Given instruction » Return each line of the listing that contains the string "Finland".

[Records from a collection]
....

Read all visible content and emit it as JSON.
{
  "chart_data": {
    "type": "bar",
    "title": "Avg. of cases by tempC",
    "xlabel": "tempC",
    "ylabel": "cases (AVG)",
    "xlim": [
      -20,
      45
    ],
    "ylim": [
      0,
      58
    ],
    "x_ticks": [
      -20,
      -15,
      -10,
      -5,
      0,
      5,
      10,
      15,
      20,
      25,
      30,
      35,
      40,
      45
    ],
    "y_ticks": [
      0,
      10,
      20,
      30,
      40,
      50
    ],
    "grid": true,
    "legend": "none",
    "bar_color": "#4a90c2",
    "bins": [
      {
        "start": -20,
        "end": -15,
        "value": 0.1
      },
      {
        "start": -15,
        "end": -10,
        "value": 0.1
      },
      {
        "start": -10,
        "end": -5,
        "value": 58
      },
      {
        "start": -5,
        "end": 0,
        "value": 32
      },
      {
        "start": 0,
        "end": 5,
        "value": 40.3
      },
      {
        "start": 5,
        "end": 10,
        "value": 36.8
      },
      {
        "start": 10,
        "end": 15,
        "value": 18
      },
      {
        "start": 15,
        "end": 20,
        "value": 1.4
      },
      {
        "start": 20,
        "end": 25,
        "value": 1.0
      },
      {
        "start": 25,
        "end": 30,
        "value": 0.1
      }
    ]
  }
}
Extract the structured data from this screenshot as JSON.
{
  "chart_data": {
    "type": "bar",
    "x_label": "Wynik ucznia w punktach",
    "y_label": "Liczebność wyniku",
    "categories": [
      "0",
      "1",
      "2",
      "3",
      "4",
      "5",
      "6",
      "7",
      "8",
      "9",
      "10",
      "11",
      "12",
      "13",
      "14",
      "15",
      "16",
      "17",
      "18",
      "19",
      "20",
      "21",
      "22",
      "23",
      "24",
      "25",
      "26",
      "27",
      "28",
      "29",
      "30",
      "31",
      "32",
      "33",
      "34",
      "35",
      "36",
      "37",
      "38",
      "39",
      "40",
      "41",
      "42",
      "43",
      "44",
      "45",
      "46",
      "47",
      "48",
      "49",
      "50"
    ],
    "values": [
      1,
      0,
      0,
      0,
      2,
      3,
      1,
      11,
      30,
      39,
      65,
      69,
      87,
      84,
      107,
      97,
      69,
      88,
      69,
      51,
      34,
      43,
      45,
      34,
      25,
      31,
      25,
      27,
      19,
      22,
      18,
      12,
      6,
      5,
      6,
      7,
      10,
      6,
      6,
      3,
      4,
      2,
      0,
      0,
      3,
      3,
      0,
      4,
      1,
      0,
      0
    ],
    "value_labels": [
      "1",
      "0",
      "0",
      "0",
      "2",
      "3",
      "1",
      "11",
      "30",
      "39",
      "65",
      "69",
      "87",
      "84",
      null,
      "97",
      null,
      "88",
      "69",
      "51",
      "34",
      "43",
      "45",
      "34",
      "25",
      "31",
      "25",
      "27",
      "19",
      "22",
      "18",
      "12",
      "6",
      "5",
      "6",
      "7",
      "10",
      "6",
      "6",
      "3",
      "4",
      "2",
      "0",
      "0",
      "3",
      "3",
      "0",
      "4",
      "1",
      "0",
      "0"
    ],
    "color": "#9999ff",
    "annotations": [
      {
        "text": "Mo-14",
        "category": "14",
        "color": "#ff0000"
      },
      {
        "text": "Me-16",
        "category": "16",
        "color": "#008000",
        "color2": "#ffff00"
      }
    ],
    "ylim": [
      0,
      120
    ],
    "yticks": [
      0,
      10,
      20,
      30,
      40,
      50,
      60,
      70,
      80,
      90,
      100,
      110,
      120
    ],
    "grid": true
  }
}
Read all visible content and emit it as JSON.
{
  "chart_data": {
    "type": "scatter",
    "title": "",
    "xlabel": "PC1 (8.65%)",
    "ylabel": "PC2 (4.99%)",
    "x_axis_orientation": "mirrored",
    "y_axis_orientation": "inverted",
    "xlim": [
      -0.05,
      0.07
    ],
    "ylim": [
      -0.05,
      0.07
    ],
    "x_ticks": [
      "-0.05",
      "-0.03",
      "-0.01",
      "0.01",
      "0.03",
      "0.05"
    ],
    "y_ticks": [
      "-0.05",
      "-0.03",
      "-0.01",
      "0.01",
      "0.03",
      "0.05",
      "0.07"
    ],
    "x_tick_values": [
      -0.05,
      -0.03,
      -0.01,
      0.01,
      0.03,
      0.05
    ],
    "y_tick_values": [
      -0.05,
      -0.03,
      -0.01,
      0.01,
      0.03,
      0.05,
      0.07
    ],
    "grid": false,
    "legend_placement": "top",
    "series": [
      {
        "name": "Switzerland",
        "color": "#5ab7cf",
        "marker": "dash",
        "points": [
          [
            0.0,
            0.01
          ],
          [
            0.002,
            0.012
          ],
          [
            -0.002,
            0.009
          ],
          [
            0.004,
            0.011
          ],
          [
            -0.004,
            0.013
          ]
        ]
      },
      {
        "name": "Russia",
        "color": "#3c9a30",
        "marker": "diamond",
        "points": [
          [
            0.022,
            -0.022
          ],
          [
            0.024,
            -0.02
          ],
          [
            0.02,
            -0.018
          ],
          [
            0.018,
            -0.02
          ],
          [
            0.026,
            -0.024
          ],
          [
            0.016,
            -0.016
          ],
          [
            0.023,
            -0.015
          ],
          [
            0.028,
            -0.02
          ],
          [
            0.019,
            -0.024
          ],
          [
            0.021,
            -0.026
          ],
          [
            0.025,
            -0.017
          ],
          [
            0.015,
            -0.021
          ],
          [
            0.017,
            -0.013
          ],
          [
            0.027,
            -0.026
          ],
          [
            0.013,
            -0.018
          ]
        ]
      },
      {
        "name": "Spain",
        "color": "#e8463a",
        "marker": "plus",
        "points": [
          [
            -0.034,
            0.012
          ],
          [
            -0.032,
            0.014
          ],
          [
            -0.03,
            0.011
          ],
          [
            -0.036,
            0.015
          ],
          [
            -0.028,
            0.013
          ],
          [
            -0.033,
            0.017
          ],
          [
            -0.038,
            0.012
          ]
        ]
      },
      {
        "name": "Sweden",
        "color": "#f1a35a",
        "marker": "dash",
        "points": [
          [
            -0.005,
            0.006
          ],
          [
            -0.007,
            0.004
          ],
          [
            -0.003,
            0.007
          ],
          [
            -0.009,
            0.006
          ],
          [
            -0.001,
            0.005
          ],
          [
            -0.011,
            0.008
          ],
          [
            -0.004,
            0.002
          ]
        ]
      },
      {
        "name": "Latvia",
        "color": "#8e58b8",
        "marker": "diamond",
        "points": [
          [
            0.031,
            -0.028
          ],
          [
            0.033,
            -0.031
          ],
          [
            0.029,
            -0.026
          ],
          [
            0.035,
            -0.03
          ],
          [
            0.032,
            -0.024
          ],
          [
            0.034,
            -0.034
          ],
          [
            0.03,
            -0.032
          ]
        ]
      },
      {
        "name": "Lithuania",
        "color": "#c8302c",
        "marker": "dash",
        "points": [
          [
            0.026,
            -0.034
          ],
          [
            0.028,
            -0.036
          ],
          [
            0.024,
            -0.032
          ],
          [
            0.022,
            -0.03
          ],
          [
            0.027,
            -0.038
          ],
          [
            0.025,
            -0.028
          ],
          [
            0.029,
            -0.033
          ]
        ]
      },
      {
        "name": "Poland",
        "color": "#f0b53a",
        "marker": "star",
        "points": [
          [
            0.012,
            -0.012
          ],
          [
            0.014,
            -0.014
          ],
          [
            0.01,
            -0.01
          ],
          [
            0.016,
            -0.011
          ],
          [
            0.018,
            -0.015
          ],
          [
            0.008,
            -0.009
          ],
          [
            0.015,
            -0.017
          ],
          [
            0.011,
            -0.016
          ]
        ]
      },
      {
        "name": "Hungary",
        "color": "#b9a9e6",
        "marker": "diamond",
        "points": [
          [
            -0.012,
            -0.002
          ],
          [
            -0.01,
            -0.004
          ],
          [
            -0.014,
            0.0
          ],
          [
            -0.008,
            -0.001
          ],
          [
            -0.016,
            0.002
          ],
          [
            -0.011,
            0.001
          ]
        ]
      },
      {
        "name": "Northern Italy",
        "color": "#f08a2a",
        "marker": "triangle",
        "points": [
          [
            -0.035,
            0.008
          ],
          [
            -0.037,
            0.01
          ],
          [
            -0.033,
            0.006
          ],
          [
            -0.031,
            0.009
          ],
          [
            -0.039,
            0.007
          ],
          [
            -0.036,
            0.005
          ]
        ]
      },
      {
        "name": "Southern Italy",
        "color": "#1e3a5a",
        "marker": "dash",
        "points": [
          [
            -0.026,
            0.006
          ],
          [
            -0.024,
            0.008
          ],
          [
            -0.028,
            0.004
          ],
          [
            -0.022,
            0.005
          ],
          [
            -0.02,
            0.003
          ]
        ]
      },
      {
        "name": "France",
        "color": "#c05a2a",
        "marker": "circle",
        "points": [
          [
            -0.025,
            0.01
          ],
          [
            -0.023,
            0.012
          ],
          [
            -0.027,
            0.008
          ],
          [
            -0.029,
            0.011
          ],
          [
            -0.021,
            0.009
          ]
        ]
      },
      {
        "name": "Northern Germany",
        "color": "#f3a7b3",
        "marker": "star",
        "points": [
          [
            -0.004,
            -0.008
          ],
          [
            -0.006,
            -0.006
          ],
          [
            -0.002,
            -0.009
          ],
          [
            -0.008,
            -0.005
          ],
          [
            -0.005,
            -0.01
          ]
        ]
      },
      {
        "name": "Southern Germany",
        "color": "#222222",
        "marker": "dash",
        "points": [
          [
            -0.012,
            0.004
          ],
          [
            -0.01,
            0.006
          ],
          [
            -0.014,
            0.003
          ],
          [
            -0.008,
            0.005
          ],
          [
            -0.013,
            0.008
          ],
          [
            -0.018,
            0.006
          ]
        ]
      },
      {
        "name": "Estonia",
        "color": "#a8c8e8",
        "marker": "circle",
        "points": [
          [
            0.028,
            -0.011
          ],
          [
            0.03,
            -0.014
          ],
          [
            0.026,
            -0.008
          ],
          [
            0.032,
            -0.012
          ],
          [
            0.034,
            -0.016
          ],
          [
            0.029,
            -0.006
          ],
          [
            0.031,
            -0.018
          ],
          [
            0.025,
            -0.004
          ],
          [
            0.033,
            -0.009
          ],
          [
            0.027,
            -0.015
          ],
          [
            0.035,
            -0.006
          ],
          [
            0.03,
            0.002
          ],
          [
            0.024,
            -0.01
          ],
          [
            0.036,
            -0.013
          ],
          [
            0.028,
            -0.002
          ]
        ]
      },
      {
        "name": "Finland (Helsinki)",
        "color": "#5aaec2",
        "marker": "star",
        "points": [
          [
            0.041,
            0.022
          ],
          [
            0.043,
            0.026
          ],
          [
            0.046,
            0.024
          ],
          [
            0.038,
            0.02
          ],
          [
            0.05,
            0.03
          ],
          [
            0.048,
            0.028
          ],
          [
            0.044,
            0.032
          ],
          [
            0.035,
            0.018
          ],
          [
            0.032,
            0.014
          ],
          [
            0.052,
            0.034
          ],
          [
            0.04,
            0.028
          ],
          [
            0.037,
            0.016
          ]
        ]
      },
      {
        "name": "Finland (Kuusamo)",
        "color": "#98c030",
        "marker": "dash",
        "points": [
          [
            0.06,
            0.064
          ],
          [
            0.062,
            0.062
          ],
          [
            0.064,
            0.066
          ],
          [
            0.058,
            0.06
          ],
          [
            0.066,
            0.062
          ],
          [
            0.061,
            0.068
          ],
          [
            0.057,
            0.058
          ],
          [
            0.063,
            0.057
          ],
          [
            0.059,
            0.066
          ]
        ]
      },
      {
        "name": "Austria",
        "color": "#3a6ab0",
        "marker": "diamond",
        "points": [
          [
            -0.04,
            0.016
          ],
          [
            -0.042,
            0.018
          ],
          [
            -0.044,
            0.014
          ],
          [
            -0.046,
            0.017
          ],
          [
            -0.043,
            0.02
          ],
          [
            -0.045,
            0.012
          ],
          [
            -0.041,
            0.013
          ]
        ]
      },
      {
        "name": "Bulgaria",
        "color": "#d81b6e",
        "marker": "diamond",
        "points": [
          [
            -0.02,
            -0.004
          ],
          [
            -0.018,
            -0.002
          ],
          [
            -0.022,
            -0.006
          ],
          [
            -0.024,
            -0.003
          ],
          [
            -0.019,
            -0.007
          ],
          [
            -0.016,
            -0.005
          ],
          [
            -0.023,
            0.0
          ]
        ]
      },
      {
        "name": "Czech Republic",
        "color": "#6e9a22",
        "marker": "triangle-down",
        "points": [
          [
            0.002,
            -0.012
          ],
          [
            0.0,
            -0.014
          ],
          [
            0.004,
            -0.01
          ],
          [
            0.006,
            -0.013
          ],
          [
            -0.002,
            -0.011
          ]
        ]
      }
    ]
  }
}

....

Task response »
        "name": "Finland (Helsinki)",
        "name": "Finland (Kuusamo)",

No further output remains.